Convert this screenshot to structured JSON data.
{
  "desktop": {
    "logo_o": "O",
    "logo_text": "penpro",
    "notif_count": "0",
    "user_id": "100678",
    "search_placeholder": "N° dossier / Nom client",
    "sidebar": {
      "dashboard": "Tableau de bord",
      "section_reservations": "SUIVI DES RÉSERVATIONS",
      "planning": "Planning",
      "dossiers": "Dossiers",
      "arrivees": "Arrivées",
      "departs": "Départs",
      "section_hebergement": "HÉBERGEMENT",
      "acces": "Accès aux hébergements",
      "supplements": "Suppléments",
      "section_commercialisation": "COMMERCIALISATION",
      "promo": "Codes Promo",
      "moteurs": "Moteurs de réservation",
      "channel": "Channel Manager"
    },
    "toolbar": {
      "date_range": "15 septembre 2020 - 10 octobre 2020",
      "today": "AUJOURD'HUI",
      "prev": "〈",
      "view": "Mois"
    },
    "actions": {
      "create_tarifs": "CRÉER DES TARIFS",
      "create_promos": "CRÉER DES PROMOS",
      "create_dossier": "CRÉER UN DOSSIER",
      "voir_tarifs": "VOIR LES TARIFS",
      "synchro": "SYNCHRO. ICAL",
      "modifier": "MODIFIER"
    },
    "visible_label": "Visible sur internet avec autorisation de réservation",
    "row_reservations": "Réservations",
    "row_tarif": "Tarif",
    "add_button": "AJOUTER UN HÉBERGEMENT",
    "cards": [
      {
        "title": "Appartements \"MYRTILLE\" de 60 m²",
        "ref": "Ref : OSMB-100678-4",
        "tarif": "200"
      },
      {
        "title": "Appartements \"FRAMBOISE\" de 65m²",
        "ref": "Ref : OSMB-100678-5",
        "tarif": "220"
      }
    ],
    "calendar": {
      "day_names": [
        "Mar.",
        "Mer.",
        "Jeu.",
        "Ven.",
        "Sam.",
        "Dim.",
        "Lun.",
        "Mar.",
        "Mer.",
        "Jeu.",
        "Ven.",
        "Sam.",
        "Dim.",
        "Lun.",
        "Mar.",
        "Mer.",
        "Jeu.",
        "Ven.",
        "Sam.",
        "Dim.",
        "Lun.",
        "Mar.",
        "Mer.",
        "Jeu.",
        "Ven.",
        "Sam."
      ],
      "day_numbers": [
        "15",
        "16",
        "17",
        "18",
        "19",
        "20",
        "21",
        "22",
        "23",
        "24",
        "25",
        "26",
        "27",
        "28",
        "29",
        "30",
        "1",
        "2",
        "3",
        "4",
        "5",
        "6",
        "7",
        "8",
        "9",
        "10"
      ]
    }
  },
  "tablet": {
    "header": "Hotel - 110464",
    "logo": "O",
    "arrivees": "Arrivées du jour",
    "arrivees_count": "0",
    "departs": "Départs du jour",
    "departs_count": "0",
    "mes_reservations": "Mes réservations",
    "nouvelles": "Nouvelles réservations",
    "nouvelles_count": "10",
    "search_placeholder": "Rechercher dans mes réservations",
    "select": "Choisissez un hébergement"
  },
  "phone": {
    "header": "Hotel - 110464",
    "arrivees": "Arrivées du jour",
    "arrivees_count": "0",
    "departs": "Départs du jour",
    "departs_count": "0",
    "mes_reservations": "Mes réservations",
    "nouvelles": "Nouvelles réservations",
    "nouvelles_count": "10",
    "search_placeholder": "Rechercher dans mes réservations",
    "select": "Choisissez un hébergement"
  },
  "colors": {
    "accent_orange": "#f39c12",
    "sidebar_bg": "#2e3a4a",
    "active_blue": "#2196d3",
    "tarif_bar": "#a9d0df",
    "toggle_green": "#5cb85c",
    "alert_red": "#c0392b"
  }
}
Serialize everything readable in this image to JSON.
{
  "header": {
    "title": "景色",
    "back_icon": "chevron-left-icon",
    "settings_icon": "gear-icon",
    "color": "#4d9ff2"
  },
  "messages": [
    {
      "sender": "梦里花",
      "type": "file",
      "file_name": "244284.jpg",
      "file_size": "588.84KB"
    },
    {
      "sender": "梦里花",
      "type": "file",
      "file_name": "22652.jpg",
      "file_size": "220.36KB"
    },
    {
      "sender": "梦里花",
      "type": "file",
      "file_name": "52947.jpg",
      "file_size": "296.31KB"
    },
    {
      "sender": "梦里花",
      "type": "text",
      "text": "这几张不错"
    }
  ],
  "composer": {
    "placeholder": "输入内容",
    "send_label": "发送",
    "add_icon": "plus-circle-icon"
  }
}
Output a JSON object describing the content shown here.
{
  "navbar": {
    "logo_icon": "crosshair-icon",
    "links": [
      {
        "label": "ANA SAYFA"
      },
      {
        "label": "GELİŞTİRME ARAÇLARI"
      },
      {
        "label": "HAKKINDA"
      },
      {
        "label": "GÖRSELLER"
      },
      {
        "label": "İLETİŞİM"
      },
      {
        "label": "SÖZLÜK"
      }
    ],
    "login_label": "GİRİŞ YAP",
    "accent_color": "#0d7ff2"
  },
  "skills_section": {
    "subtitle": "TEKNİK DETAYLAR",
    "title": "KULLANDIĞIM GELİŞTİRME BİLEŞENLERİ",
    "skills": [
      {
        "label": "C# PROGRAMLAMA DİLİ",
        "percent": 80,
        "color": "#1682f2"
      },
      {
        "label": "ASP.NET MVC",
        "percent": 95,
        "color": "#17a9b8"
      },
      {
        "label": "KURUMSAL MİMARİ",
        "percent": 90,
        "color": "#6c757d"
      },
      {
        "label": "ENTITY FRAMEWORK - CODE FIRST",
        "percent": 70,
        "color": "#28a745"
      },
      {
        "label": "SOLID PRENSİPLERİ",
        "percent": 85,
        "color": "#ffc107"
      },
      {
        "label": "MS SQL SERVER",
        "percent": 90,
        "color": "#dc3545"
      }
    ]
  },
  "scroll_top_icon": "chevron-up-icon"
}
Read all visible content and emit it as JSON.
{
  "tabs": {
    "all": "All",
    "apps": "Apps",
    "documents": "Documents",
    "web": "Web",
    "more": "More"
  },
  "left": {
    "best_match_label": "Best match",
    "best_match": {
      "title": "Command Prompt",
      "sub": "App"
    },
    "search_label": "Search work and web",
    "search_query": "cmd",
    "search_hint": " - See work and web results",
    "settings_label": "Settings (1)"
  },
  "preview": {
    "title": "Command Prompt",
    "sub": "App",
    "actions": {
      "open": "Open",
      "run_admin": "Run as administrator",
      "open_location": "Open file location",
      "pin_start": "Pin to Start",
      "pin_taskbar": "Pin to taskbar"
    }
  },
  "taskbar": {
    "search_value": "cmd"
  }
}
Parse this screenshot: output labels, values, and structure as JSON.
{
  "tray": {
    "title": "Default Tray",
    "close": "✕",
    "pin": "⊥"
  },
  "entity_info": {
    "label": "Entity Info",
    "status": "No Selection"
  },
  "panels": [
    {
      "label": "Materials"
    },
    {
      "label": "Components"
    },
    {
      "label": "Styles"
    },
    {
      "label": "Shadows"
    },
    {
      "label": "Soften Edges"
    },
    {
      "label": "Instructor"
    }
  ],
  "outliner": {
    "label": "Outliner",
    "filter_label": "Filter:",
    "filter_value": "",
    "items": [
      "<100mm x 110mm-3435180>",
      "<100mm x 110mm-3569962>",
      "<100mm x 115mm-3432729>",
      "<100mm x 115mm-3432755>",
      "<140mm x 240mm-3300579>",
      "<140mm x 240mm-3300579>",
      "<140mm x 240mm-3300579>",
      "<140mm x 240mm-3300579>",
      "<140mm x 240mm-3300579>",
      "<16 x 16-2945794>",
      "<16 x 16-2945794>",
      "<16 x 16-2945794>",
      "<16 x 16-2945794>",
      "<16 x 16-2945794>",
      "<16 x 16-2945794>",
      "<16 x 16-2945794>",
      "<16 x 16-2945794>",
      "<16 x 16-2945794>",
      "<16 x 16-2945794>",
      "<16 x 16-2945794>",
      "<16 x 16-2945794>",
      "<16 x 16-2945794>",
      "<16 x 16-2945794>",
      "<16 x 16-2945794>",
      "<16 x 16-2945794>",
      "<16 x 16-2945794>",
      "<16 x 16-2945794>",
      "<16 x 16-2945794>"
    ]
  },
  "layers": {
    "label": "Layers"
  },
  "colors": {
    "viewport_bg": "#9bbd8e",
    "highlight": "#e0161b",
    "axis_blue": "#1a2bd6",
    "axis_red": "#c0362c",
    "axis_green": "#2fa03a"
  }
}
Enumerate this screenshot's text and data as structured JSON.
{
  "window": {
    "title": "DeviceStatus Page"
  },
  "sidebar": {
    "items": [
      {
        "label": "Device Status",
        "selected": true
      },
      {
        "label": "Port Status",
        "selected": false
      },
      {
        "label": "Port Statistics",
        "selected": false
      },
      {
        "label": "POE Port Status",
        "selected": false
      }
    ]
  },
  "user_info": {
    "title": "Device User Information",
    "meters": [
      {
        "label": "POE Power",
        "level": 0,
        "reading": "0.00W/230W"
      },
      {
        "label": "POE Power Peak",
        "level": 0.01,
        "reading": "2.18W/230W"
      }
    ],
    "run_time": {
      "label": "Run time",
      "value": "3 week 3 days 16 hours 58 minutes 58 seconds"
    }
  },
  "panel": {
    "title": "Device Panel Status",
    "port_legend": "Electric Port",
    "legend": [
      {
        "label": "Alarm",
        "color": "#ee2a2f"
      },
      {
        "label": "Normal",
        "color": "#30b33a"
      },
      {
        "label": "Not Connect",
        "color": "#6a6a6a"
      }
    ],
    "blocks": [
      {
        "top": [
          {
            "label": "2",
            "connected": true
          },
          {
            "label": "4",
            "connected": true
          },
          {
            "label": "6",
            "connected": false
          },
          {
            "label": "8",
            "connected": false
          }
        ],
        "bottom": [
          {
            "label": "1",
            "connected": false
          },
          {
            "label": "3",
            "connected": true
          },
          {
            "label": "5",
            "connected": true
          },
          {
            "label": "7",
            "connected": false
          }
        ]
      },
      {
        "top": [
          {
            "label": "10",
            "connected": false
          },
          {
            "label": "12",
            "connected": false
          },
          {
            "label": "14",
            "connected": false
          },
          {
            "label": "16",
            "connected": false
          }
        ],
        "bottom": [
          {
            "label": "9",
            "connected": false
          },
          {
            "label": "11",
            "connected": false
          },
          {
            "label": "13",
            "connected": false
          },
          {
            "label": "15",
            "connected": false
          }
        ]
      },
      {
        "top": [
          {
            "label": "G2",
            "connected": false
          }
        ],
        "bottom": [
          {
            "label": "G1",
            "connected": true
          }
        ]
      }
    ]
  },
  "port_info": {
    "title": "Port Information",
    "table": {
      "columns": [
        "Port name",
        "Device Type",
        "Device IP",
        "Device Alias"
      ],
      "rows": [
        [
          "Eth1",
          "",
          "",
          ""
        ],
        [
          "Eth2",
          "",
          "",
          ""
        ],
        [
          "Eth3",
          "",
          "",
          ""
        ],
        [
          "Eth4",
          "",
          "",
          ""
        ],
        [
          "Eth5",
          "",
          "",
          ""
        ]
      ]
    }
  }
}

==================================================

__Requirement__
Reply with one number only: the count of lines in the entries that contain "Command".

__Exercise solution__
2